- _Brief_: Count how many lines include "Although" and answer with that number only.

- _Raw records_:
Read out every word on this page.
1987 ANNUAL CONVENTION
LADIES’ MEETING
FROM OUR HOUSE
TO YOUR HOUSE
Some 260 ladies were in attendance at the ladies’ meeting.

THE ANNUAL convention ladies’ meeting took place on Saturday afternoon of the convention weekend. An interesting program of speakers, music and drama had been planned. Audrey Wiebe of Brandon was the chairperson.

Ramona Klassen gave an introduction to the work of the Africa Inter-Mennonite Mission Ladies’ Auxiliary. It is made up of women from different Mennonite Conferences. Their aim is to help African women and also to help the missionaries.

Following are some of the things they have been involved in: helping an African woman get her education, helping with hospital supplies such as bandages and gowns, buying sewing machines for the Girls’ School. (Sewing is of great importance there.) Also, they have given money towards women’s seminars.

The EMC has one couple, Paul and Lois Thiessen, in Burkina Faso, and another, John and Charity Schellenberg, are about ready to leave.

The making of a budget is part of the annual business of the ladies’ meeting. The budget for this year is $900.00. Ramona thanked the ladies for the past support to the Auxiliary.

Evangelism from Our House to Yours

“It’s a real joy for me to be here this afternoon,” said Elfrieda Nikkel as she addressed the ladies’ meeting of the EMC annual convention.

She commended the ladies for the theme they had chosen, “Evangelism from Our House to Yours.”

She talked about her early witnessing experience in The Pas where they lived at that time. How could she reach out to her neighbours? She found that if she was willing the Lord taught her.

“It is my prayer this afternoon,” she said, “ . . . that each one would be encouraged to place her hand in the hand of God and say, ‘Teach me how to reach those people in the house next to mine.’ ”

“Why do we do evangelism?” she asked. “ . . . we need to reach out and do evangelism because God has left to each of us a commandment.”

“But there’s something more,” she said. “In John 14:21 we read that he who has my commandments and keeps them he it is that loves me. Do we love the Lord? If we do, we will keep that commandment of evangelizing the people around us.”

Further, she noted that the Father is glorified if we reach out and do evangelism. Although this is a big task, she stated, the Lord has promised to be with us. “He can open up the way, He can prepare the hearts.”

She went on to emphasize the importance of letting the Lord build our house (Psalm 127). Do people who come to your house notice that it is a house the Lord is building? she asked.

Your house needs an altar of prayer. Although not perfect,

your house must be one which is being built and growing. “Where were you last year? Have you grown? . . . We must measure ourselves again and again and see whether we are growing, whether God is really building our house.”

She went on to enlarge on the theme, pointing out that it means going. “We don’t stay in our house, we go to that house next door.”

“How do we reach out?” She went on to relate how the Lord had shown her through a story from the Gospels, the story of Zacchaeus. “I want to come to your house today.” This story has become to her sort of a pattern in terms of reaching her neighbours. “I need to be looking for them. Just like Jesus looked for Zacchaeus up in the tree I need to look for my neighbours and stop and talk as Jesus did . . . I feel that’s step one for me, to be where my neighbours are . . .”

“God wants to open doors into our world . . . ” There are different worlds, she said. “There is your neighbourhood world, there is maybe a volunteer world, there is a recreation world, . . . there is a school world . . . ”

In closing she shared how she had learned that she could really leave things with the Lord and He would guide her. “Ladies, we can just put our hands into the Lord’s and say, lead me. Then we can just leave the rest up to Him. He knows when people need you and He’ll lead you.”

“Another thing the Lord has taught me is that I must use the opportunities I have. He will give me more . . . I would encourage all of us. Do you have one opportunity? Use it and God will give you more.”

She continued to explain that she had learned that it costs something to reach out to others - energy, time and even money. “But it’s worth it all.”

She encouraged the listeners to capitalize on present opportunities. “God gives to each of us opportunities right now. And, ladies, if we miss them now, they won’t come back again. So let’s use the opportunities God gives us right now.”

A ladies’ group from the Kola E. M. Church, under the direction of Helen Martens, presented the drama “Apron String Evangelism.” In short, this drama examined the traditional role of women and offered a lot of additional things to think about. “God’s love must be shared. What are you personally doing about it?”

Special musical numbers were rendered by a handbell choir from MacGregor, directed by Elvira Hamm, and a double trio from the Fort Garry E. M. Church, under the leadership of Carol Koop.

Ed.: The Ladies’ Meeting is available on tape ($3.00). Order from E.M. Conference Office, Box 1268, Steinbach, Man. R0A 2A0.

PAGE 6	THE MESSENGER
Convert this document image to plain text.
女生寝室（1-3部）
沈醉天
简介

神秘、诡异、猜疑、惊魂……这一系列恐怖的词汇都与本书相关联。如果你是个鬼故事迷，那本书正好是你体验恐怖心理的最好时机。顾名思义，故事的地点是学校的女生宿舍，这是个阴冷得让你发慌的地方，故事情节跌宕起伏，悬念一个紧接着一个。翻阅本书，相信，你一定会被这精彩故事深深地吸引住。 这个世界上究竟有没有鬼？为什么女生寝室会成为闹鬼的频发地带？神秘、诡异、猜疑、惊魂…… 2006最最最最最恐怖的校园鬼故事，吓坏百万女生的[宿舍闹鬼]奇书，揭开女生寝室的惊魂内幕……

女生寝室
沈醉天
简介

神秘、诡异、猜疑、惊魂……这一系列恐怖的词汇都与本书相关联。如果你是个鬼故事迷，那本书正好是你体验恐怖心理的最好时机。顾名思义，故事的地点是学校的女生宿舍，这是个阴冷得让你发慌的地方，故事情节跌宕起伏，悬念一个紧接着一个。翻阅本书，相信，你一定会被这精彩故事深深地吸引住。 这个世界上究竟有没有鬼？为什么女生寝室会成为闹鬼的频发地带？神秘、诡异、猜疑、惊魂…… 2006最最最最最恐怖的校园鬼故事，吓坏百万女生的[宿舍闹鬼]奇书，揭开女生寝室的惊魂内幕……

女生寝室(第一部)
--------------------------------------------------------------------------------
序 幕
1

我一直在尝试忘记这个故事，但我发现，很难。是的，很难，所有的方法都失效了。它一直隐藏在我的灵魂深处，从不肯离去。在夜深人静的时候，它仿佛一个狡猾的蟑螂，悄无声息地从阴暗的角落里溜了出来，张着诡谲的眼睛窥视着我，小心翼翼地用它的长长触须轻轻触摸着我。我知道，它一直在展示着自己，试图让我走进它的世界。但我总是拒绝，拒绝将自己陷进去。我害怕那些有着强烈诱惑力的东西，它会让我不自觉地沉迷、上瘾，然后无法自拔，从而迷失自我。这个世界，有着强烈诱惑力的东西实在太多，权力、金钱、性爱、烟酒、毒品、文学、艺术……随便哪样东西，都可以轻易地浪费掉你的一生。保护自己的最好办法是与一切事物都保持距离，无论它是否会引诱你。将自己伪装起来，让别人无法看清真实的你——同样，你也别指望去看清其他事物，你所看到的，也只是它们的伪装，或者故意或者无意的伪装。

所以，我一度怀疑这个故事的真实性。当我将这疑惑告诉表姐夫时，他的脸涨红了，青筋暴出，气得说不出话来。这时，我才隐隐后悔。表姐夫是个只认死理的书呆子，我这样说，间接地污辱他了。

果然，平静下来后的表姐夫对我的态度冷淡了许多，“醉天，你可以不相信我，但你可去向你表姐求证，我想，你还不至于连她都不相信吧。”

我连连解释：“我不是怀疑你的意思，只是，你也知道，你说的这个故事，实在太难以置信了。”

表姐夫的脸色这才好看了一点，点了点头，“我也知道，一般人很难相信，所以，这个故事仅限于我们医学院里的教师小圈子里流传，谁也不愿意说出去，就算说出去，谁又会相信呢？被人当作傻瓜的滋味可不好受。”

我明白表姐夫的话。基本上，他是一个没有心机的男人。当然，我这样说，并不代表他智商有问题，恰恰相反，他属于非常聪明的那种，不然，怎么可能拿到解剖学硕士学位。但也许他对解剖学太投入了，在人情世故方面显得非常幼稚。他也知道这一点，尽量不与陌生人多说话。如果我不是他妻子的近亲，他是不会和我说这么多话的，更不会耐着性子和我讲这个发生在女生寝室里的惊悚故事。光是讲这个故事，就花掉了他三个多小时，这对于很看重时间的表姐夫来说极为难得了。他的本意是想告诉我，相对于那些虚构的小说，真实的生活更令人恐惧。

- _Response to this task_: 2